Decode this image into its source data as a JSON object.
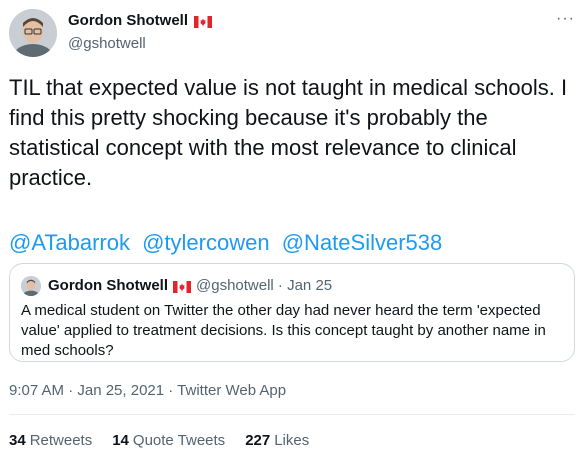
{
  "author": {
    "display_name": "Gordon Shotwell",
    "handle": "@gshotwell",
    "flag_icon": "canada-flag-icon"
  },
  "more_label": "···",
  "tweet_text": "TIL that expected value is not taught in medical schools. I find this pretty shocking because it's probably the statistical concept with the most relevance to clinical practice.",
  "mentions": [
    "@ATabarrok",
    "@tylercowen",
    "@NateSilver538"
  ],
  "quoted_tweet": {
    "display_name": "Gordon Shotwell",
    "meta": "@gshotwell · Jan 25",
    "text": "A medical student on Twitter the other day had never heard the term 'expected value' applied to treatment decisions. Is this concept taught by another name in med schools?"
  },
  "timestamp": "9:07 AM · Jan 25, 2021 · Twitter Web App",
  "stats": {
    "retweets": {
      "count": "34",
      "label": "Retweets"
    },
    "quote_tweets": {
      "count": "14",
      "label": "Quote Tweets"
    },
    "likes": {
      "count": "227",
      "label": "Likes"
    }
  },
  "colors": {
    "link": "#1d9bf0",
    "secondary_text": "#536471",
    "primary_text": "#0f1419",
    "border": "#cfd9de"
  }
}
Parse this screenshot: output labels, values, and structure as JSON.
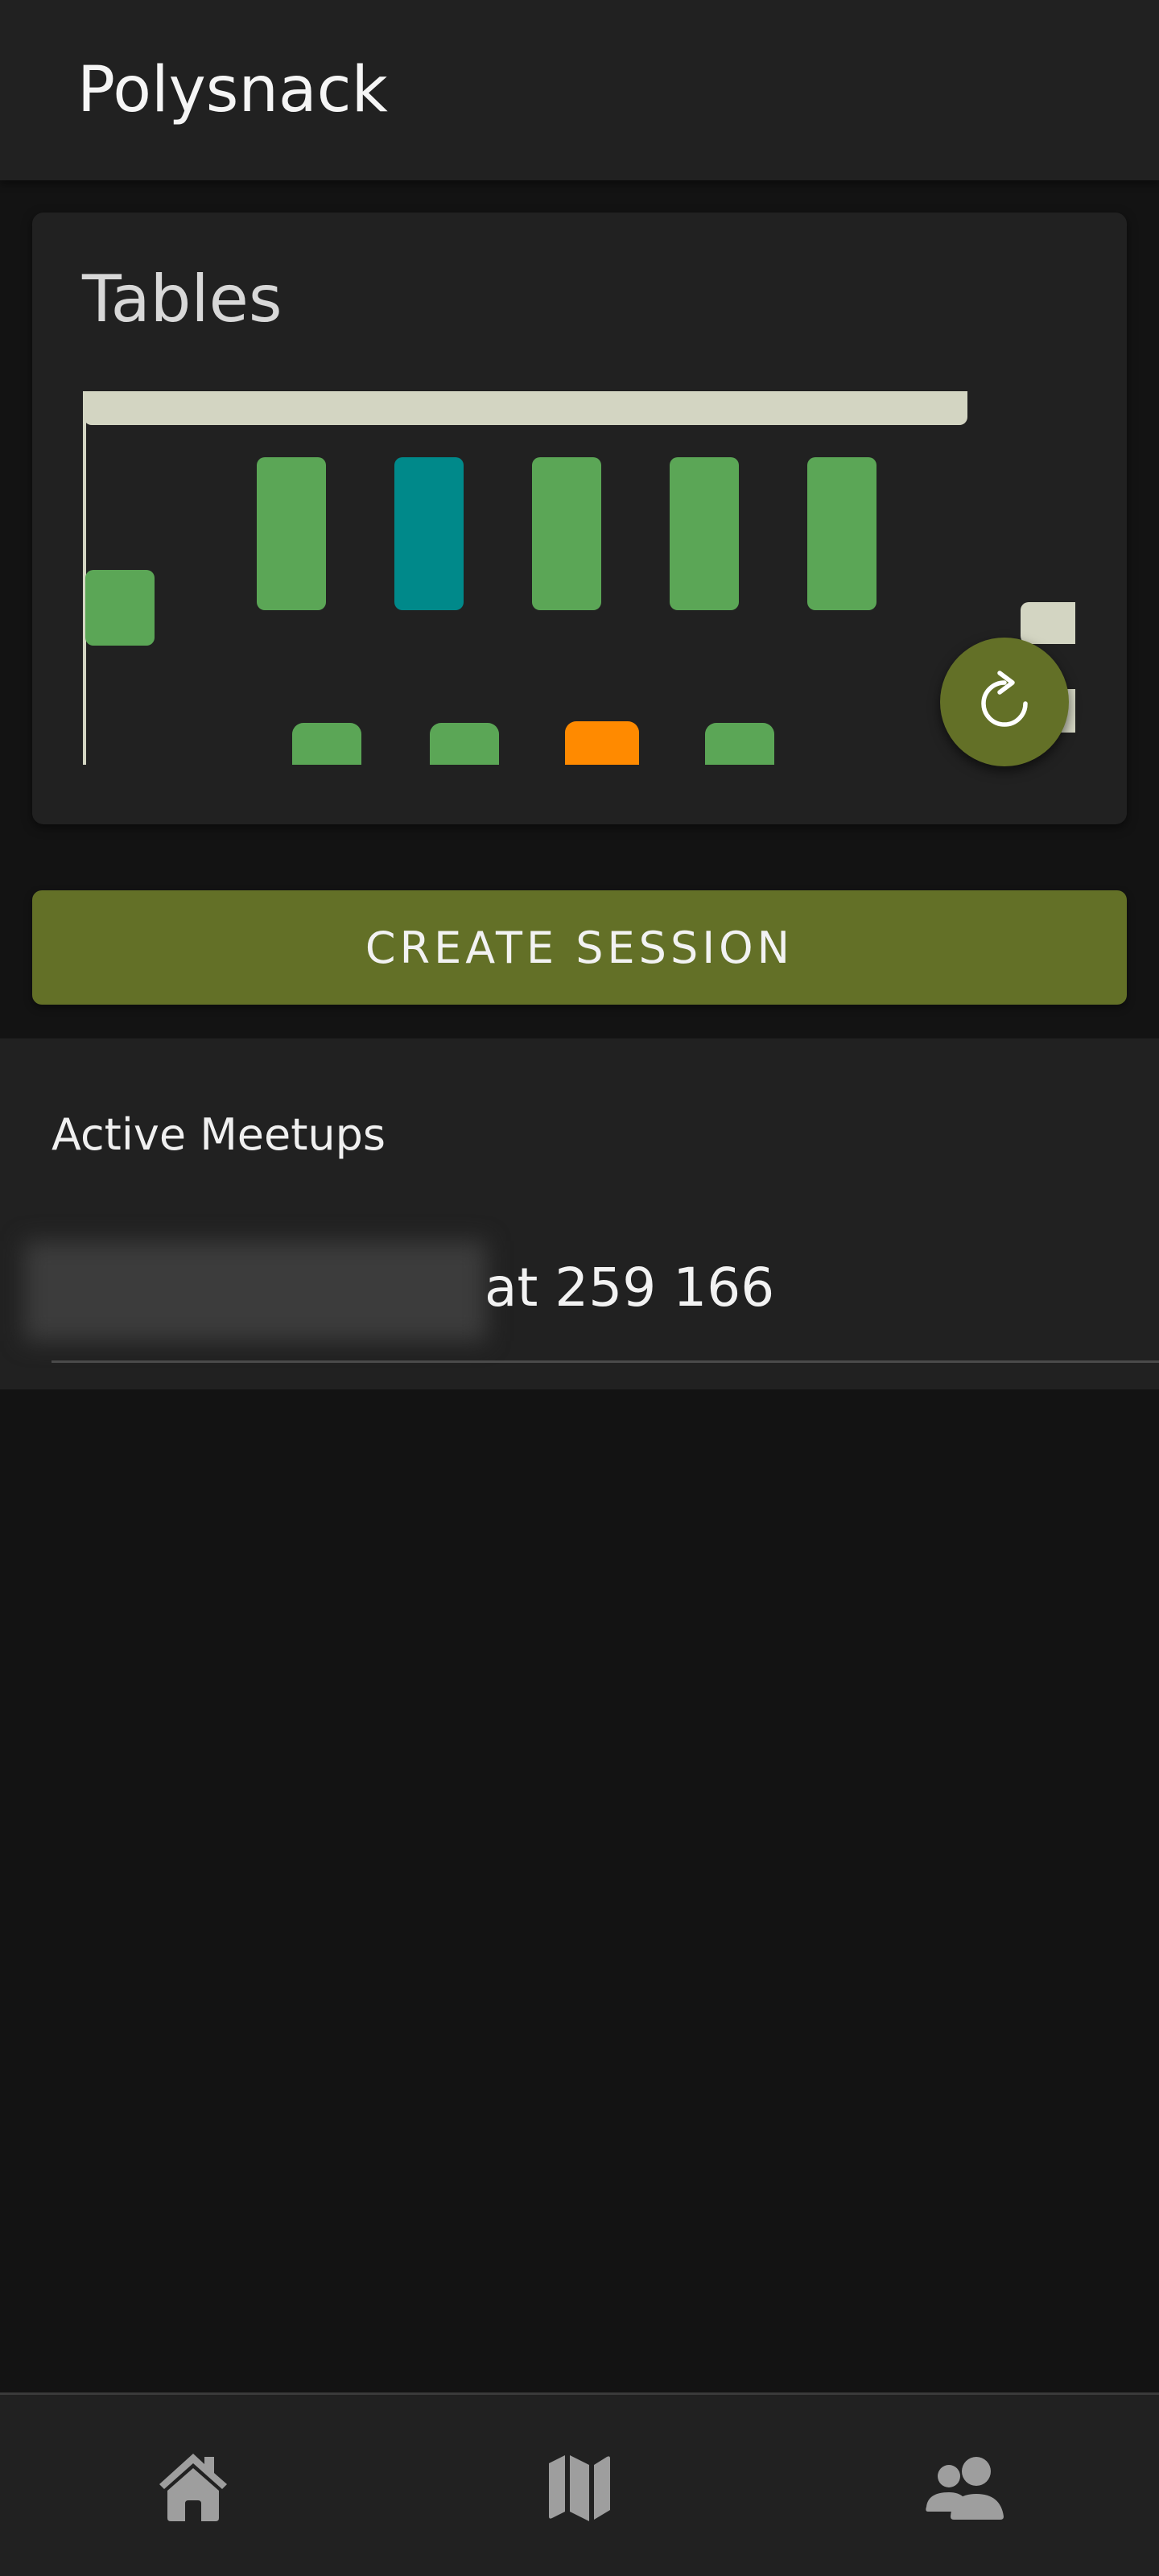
{
  "app": {
    "title": "Polysnack"
  },
  "tables_card": {
    "title": "Tables",
    "colors": {
      "available": "#5ba656",
      "selected": "#00898a",
      "occupied": "#ff8a00",
      "wall": "#d3d5c2"
    },
    "tables": [
      {
        "id": "side-left",
        "status": "available"
      },
      {
        "id": "top-1",
        "status": "available"
      },
      {
        "id": "top-2",
        "status": "selected"
      },
      {
        "id": "top-3",
        "status": "available"
      },
      {
        "id": "top-4",
        "status": "available"
      },
      {
        "id": "top-5",
        "status": "available"
      },
      {
        "id": "low-1",
        "status": "available"
      },
      {
        "id": "low-2",
        "status": "available"
      },
      {
        "id": "low-3",
        "status": "occupied"
      },
      {
        "id": "low-4",
        "status": "available"
      }
    ],
    "refresh_icon": "refresh-icon"
  },
  "actions": {
    "create_session_label": "CREATE SESSION"
  },
  "meetups": {
    "header": "Active Meetups",
    "items": [
      {
        "visible_text": "at 259 166"
      }
    ]
  },
  "bottom_nav": {
    "items": [
      {
        "icon": "home-icon"
      },
      {
        "icon": "map-icon"
      },
      {
        "icon": "people-icon"
      }
    ]
  }
}
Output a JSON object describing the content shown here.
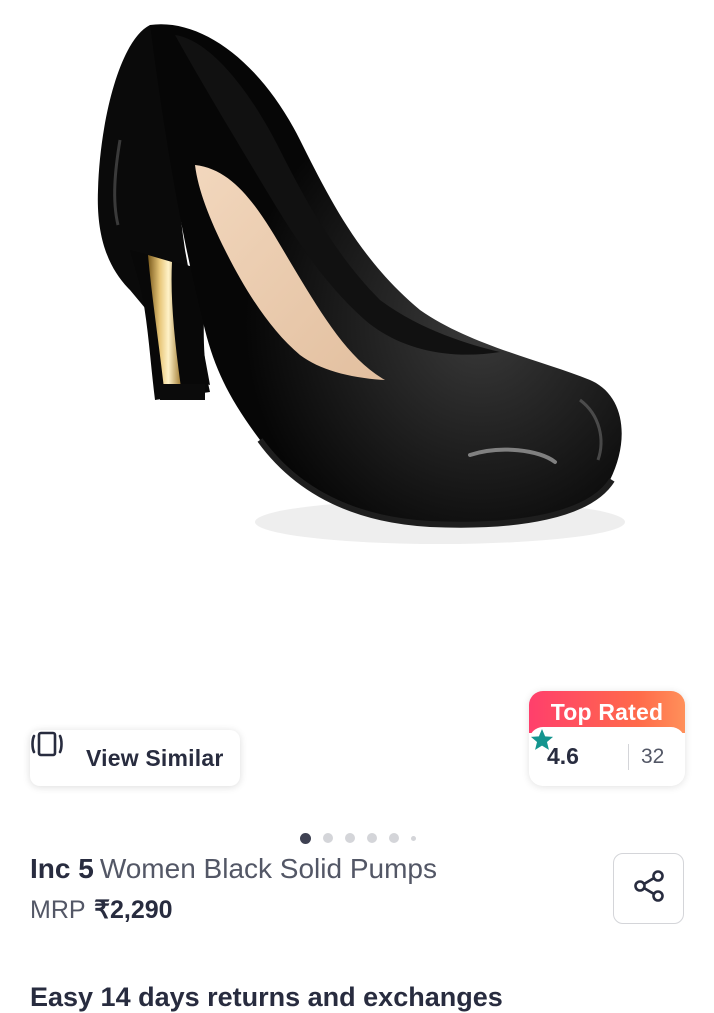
{
  "product": {
    "image_alt": "Inc 5 Women Black Solid Pumps",
    "brand": "Inc 5",
    "name": "Women Black Solid Pumps",
    "mrp_label": "MRP",
    "price": "₹2,290"
  },
  "view_similar": {
    "label": "View Similar",
    "icon": "view-similar-icon"
  },
  "rating": {
    "badge": "Top Rated",
    "value": "4.6",
    "count": "32",
    "star_color": "#14958f"
  },
  "carousel": {
    "total_dots": 6,
    "active_index": 0
  },
  "share": {
    "icon": "share-icon"
  },
  "returns": {
    "text": "Easy 14 days returns and exchanges"
  },
  "colors": {
    "brand_gradient_start": "#ff3f6c",
    "brand_gradient_end": "#ff905a",
    "text": "#282c3f"
  }
}
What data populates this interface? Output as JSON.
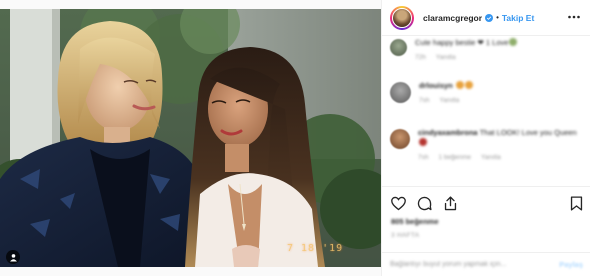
{
  "header": {
    "username": "claramcgregor",
    "separator": "•",
    "follow_label": "Takip Et"
  },
  "media": {
    "date_stamp": "7 18 '19"
  },
  "comments": [
    {
      "username": "",
      "text": "Cute happy bestie ❤ 1 Love",
      "meta_time": "72h",
      "meta_reply": "Yanıtla"
    },
    {
      "username": "drlouisyn",
      "text": "",
      "meta_time": "7sh",
      "meta_reply": "Yanıtla"
    },
    {
      "username": "cindyaxambrona",
      "text": "That LOOK! Love you Queen",
      "meta_time": "7sh",
      "meta_likes": "1 beğenme",
      "meta_reply": "Yanıtla"
    }
  ],
  "footer": {
    "likes": "805 beğenme",
    "age": "3 HAFTA",
    "comment_placeholder": "Bağlantıyı buyut yorum yapmak için...",
    "post_label": "Paylaş"
  },
  "colors": {
    "accent": "#3897f0",
    "border": "#efefef",
    "muted": "#999999"
  }
}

Task goal
Give only the number of lines above that hold the string "Twitter".

Solution to this exercise
2